#### Provided information
-------------------------

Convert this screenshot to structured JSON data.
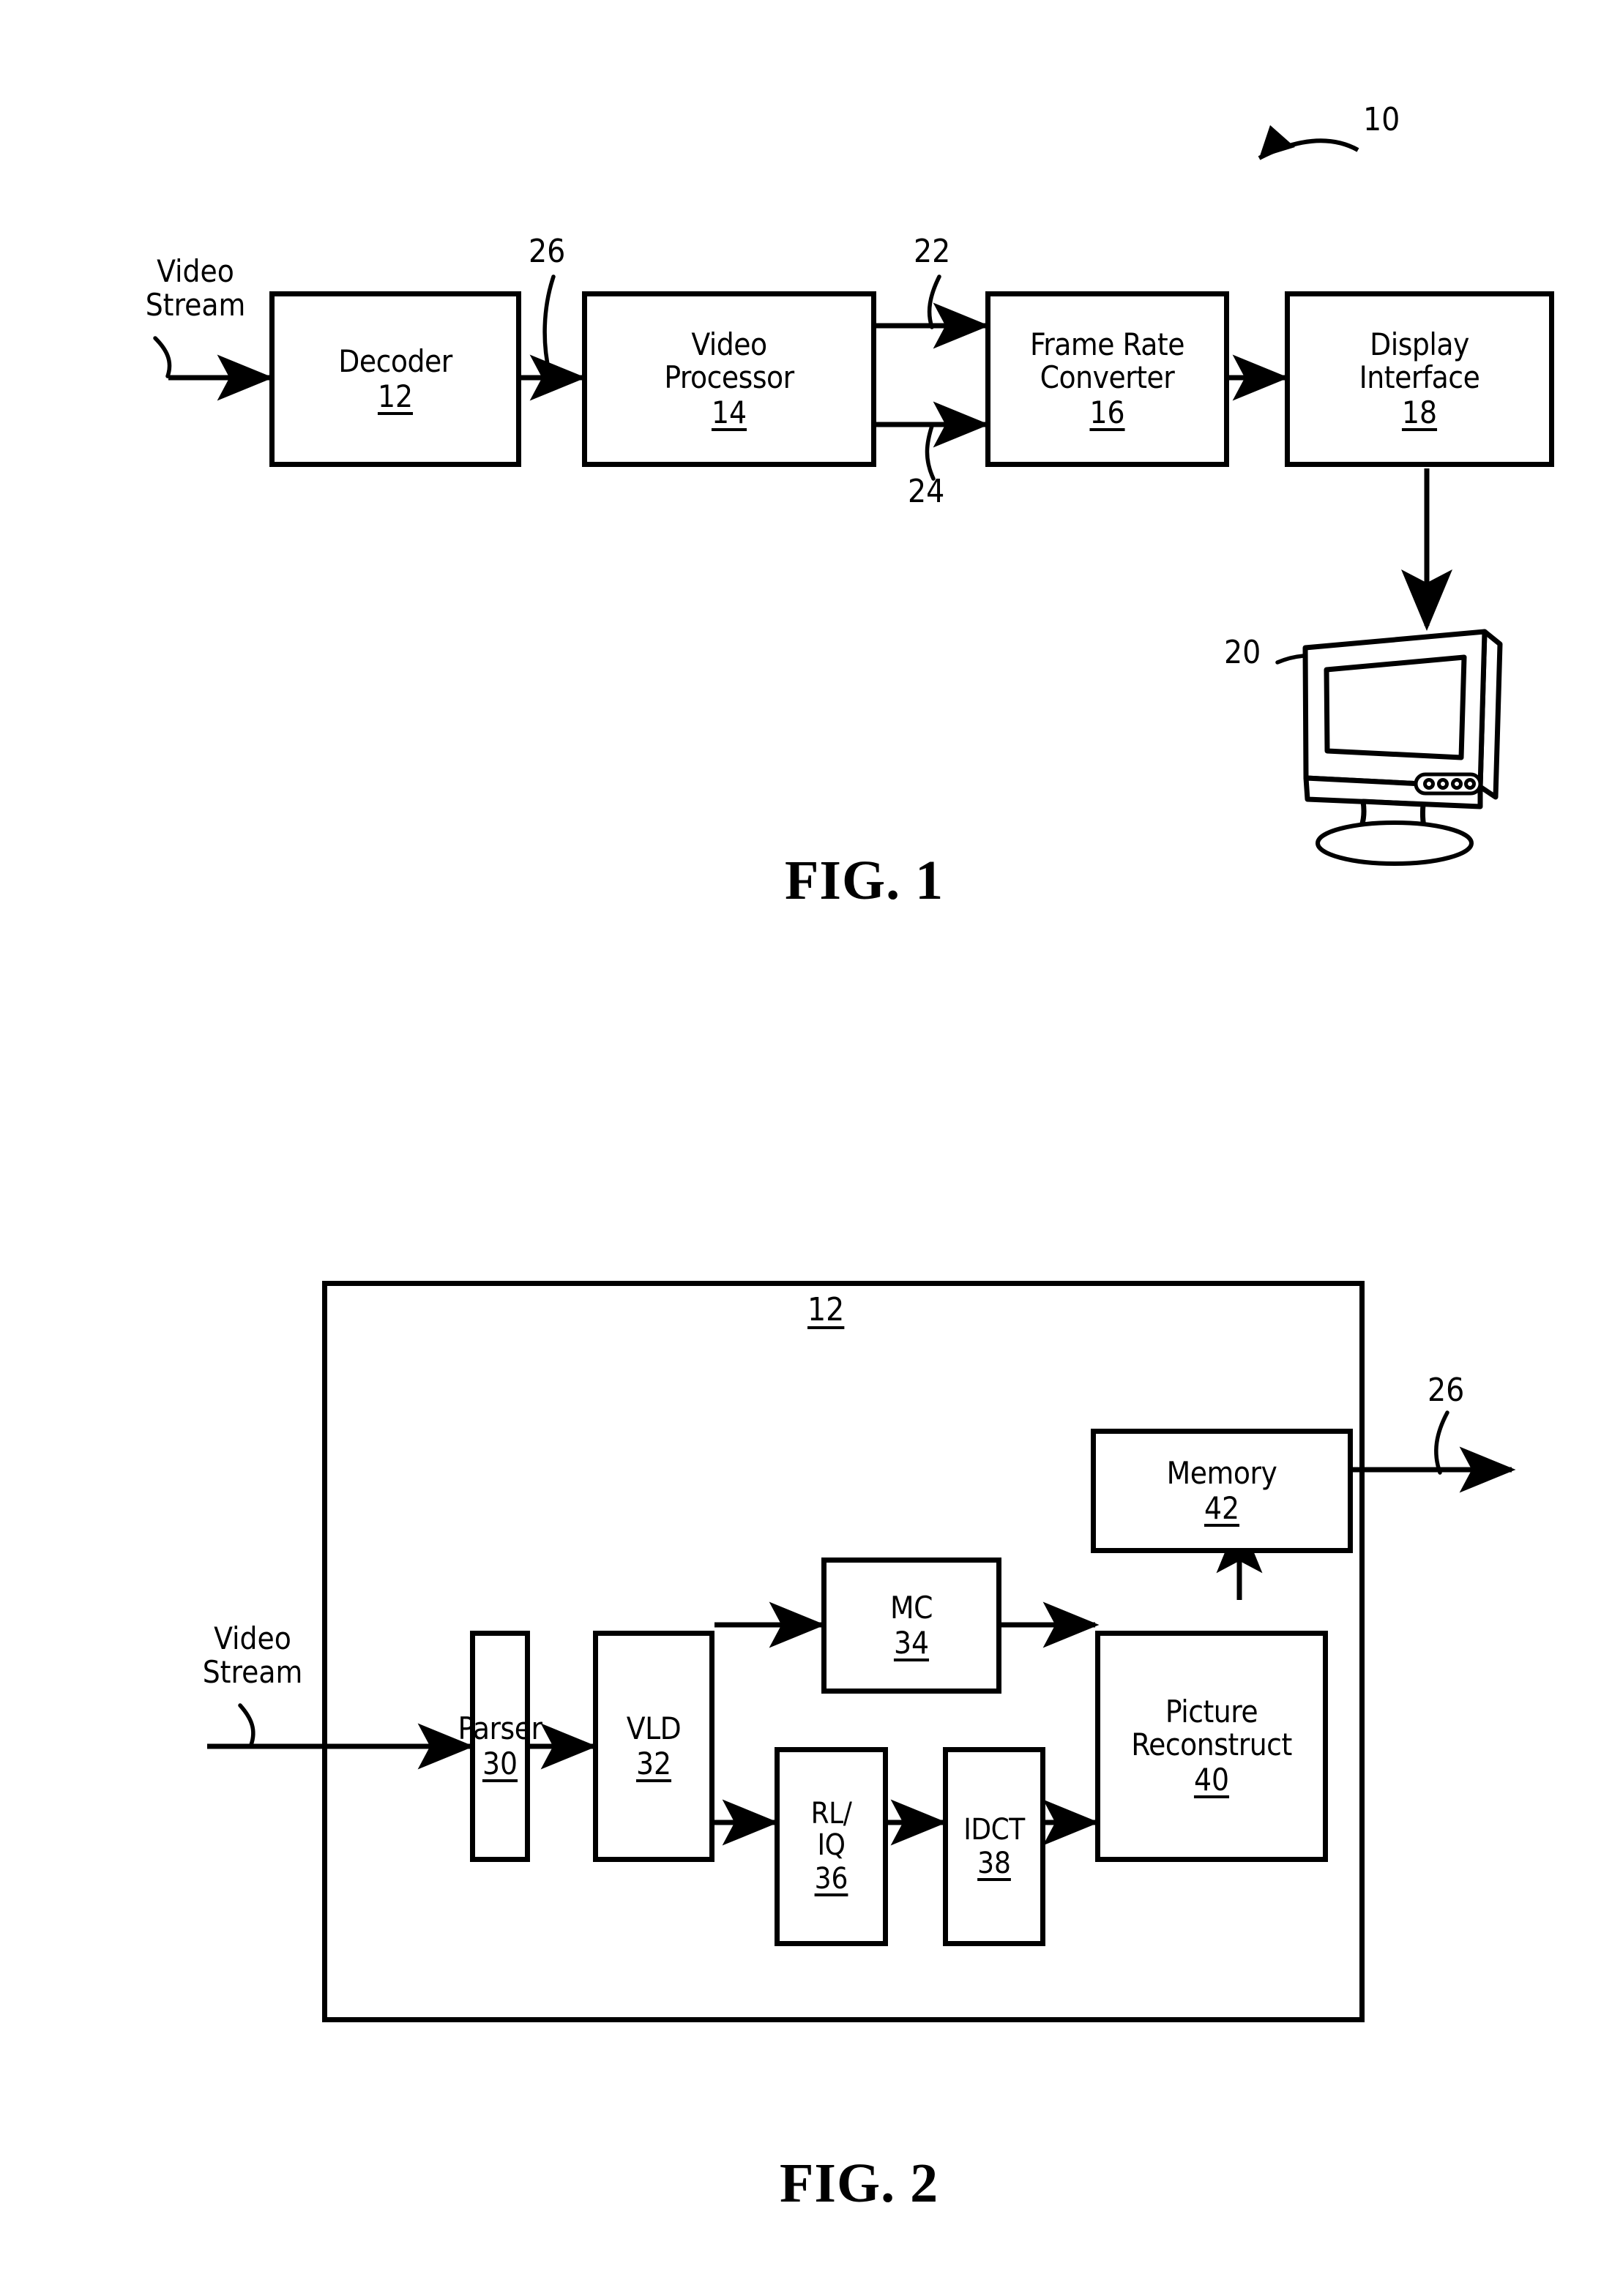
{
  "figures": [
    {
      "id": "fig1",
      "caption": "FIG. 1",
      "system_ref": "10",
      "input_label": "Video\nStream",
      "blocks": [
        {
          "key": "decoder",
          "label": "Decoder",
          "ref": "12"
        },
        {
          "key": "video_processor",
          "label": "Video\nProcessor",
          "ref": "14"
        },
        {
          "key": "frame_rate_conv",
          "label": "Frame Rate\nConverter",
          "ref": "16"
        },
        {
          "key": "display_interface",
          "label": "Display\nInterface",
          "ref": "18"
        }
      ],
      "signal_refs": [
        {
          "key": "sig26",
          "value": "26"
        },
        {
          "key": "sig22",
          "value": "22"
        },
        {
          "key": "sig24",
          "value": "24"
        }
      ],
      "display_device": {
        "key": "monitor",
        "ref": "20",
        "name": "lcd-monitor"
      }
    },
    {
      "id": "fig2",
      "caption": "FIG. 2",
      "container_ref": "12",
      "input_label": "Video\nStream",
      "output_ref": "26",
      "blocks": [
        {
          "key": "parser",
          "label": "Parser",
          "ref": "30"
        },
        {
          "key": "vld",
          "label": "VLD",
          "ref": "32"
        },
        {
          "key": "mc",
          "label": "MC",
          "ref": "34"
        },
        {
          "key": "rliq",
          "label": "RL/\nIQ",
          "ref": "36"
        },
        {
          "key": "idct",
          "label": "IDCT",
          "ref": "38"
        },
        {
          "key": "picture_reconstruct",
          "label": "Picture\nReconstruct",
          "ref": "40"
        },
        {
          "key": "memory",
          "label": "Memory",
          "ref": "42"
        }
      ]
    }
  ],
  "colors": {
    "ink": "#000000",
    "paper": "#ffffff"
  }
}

-------------------------

#### Request
Repeat all the data as it stands, dropping any images it holds.

#### Finished answer
Convert this screenshot to structured JSON data.
{
  "figures": [
    {
      "id": "fig1",
      "caption": "FIG. 1",
      "system_ref": "10",
      "input_label": "Video\nStream",
      "blocks": [
        {
          "key": "decoder",
          "label": "Decoder",
          "ref": "12"
        },
        {
          "key": "video_processor",
          "label": "Video\nProcessor",
          "ref": "14"
        },
        {
          "key": "frame_rate_conv",
          "label": "Frame Rate\nConverter",
          "ref": "16"
        },
        {
          "key": "display_interface",
          "label": "Display\nInterface",
          "ref": "18"
        }
      ],
      "signal_refs": [
        {
          "key": "sig26",
          "value": "26"
        },
        {
          "key": "sig22",
          "value": "22"
        },
        {
          "key": "sig24",
          "value": "24"
        }
      ],
      "display_device": {
        "key": "monitor",
        "ref": "20",
        "name": "lcd-monitor"
      }
    },
    {
      "id": "fig2",
      "caption": "FIG. 2",
      "container_ref": "12",
      "input_label": "Video\nStream",
      "output_ref": "26",
      "blocks": [
        {
          "key": "parser",
          "label": "Parser",
          "ref": "30"
        },
        {
          "key": "vld",
          "label": "VLD",
          "ref": "32"
        },
        {
          "key": "mc",
          "label": "MC",
          "ref": "34"
        },
        {
          "key": "rliq",
          "label": "RL/\nIQ",
          "ref": "36"
        },
        {
          "key": "idct",
          "label": "IDCT",
          "ref": "38"
        },
        {
          "key": "picture_reconstruct",
          "label": "Picture\nReconstruct",
          "ref": "40"
        },
        {
          "key": "memory",
          "label": "Memory",
          "ref": "42"
        }
      ]
    }
  ],
  "colors": {
    "ink": "#000000",
    "paper": "#ffffff"
  }
}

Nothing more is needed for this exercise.